-- Material supplied start --

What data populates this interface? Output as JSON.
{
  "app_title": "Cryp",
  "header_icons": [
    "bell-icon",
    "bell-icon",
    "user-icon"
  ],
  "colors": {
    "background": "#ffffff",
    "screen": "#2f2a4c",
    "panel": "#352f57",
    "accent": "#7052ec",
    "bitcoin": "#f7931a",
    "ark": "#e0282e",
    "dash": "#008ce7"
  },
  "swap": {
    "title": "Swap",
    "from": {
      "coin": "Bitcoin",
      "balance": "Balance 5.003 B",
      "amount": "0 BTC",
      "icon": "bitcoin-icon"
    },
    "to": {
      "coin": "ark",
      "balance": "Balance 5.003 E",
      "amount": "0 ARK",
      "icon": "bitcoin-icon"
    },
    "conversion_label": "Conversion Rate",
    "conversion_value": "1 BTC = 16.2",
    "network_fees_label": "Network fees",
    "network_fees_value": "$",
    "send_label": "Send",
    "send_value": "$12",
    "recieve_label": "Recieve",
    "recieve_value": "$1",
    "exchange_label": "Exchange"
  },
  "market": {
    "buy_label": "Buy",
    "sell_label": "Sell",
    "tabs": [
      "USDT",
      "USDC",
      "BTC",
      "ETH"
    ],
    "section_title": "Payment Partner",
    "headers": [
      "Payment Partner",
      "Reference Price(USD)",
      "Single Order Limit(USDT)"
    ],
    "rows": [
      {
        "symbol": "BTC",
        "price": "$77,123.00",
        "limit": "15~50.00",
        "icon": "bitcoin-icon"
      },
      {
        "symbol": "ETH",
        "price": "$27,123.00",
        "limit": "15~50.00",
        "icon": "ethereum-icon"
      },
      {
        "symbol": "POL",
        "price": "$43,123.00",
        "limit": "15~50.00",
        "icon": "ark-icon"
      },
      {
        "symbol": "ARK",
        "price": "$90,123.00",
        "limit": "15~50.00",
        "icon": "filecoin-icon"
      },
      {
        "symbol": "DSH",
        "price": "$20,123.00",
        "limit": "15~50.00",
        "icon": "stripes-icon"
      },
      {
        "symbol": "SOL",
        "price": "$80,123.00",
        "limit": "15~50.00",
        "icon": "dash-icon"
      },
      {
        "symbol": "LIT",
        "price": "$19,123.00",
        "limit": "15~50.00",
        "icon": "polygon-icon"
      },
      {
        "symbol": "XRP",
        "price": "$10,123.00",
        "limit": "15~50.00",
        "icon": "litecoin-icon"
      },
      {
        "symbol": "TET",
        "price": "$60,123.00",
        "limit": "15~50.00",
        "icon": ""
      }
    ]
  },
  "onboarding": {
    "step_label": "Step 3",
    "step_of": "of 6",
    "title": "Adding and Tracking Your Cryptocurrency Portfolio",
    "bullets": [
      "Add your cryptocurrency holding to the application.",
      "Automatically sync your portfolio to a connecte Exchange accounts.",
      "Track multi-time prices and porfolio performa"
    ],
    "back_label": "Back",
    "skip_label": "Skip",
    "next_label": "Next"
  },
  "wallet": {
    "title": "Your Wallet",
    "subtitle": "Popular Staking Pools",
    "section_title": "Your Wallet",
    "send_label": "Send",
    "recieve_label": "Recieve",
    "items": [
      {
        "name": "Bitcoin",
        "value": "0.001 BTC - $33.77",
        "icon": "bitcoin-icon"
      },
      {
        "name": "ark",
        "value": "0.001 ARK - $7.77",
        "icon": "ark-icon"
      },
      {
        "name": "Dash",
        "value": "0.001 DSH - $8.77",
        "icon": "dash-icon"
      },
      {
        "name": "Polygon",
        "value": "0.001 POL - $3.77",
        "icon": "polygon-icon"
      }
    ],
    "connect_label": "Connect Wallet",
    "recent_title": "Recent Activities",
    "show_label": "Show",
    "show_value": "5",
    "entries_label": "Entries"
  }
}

-- Material supplied end --

Task: Make an exact copy of all the data.

Solution to this exercise:
What data populates this interface? Output as JSON.
{
  "app_title": "Cryp",
  "header_icons": [
    "bell-icon",
    "bell-icon",
    "user-icon"
  ],
  "colors": {
    "background": "#ffffff",
    "screen": "#2f2a4c",
    "panel": "#352f57",
    "accent": "#7052ec",
    "bitcoin": "#f7931a",
    "ark": "#e0282e",
    "dash": "#008ce7"
  },
  "swap": {
    "title": "Swap",
    "from": {
      "coin": "Bitcoin",
      "balance": "Balance 5.003 B",
      "amount": "0 BTC",
      "icon": "bitcoin-icon"
    },
    "to": {
      "coin": "ark",
      "balance": "Balance 5.003 E",
      "amount": "0 ARK",
      "icon": "bitcoin-icon"
    },
    "conversion_label": "Conversion Rate",
    "conversion_value": "1 BTC = 16.2",
    "network_fees_label": "Network fees",
    "network_fees_value": "$",
    "send_label": "Send",
    "send_value": "$12",
    "recieve_label": "Recieve",
    "recieve_value": "$1",
    "exchange_label": "Exchange"
  },
  "market": {
    "buy_label": "Buy",
    "sell_label": "Sell",
    "tabs": [
      "USDT",
      "USDC",
      "BTC",
      "ETH"
    ],
    "section_title": "Payment Partner",
    "headers": [
      "Payment Partner",
      "Reference Price(USD)",
      "Single Order Limit(USDT)"
    ],
    "rows": [
      {
        "symbol": "BTC",
        "price": "$77,123.00",
        "limit": "15~50.00",
        "icon": "bitcoin-icon"
      },
      {
        "symbol": "ETH",
        "price": "$27,123.00",
        "limit": "15~50.00",
        "icon": "ethereum-icon"
      },
      {
        "symbol": "POL",
        "price": "$43,123.00",
        "limit": "15~50.00",
        "icon": "ark-icon"
      },
      {
        "symbol": "ARK",
        "price": "$90,123.00",
        "limit": "15~50.00",
        "icon": "filecoin-icon"
      },
      {
        "symbol": "DSH",
        "price": "$20,123.00",
        "limit": "15~50.00",
        "icon": "stripes-icon"
      },
      {
        "symbol": "SOL",
        "price": "$80,123.00",
        "limit": "15~50.00",
        "icon": "dash-icon"
      },
      {
        "symbol": "LIT",
        "price": "$19,123.00",
        "limit": "15~50.00",
        "icon": "polygon-icon"
      },
      {
        "symbol": "XRP",
        "price": "$10,123.00",
        "limit": "15~50.00",
        "icon": "litecoin-icon"
      },
      {
        "symbol": "TET",
        "price": "$60,123.00",
        "limit": "15~50.00",
        "icon": ""
      }
    ]
  },
  "onboarding": {
    "step_label": "Step 3",
    "step_of": "of 6",
    "title": "Adding and Tracking Your Cryptocurrency Portfolio",
    "bullets": [
      "Add your cryptocurrency holding to the application.",
      "Automatically sync your portfolio to a connecte Exchange accounts.",
      "Track multi-time prices and porfolio performa"
    ],
    "back_label": "Back",
    "skip_label": "Skip",
    "next_label": "Next"
  },
  "wallet": {
    "title": "Your Wallet",
    "subtitle": "Popular Staking Pools",
    "section_title": "Your Wallet",
    "send_label": "Send",
    "recieve_label": "Recieve",
    "items": [
      {
        "name": "Bitcoin",
        "value": "0.001 BTC - $33.77",
        "icon": "bitcoin-icon"
      },
      {
        "name": "ark",
        "value": "0.001 ARK - $7.77",
        "icon": "ark-icon"
      },
      {
        "name": "Dash",
        "value": "0.001 DSH - $8.77",
        "icon": "dash-icon"
      },
      {
        "name": "Polygon",
        "value": "0.001 POL - $3.77",
        "icon": "polygon-icon"
      }
    ],
    "connect_label": "Connect Wallet",
    "recent_title": "Recent Activities",
    "show_label": "Show",
    "show_value": "5",
    "entries_label": "Entries"
  }
}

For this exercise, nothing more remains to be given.